* EXERCISE TASK:
Locate the string "движения" in the listing below. Copy every line where it is found.
## begin EXCERPTED RECORDS
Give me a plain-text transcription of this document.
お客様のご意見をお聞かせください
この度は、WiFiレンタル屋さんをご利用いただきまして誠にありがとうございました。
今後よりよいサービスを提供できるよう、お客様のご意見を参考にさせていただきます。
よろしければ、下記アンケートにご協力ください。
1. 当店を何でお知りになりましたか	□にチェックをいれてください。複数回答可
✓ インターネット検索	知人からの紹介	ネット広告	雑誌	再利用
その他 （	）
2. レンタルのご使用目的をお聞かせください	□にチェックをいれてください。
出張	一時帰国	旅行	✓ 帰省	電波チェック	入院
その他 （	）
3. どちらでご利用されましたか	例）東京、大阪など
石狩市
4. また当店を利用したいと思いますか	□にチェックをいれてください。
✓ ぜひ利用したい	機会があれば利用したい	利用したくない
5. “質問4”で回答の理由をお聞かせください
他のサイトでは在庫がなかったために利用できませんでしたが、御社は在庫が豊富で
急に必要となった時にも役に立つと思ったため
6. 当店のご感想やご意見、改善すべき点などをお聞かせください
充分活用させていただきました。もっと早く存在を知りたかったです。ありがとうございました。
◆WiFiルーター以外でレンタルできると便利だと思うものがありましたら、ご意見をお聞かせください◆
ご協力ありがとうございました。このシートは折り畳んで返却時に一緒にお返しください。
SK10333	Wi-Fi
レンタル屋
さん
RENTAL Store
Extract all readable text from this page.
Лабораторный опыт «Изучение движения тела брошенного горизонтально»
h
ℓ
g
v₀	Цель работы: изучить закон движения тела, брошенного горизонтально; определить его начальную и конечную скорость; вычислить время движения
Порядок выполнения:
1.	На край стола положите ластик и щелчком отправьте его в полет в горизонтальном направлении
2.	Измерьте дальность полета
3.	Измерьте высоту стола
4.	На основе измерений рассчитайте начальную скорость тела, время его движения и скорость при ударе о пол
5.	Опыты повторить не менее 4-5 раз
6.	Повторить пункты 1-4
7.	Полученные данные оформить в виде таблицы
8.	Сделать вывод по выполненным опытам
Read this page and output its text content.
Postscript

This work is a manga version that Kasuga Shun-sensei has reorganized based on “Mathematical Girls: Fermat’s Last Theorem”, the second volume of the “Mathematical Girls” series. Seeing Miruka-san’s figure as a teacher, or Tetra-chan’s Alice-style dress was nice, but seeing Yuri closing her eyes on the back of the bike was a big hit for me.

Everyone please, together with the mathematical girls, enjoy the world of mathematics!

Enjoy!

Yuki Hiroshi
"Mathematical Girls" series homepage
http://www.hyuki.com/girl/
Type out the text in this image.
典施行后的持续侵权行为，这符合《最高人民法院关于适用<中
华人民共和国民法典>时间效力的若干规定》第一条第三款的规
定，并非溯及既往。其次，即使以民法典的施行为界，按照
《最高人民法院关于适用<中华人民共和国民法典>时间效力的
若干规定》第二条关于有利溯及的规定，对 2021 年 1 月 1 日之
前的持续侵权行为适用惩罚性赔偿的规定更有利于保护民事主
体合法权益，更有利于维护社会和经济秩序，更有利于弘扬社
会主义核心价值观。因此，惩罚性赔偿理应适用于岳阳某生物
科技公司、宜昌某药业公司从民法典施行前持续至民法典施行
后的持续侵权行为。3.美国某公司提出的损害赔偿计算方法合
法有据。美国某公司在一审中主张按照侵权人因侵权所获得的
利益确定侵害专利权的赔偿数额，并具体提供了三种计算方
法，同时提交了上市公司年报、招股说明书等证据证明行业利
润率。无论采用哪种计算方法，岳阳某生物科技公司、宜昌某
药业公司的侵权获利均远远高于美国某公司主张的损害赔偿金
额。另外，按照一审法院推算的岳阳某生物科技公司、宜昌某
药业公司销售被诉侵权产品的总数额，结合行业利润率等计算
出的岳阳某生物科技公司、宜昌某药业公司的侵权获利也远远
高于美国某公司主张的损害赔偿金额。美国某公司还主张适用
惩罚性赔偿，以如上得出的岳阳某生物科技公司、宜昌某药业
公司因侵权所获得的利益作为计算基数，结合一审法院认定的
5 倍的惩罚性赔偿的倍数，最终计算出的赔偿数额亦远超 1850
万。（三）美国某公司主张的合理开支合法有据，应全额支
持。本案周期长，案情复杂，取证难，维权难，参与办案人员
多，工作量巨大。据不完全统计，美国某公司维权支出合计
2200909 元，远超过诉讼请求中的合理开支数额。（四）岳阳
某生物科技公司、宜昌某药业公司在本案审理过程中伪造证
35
## end EXCERPTED RECORDS
* RESPONSE TO THE EXERCISE:
Лабораторный опыт «Изучение движения тела брошенного горизонтально»
v₀	Цель работы: изучить закон движения тела, брошенного горизонтально; определить его начальную и конечную скорость; вычислить время движения
4.	На основе измерений рассчитайте начальную скорость тела, время его движения и скорость при ударе о пол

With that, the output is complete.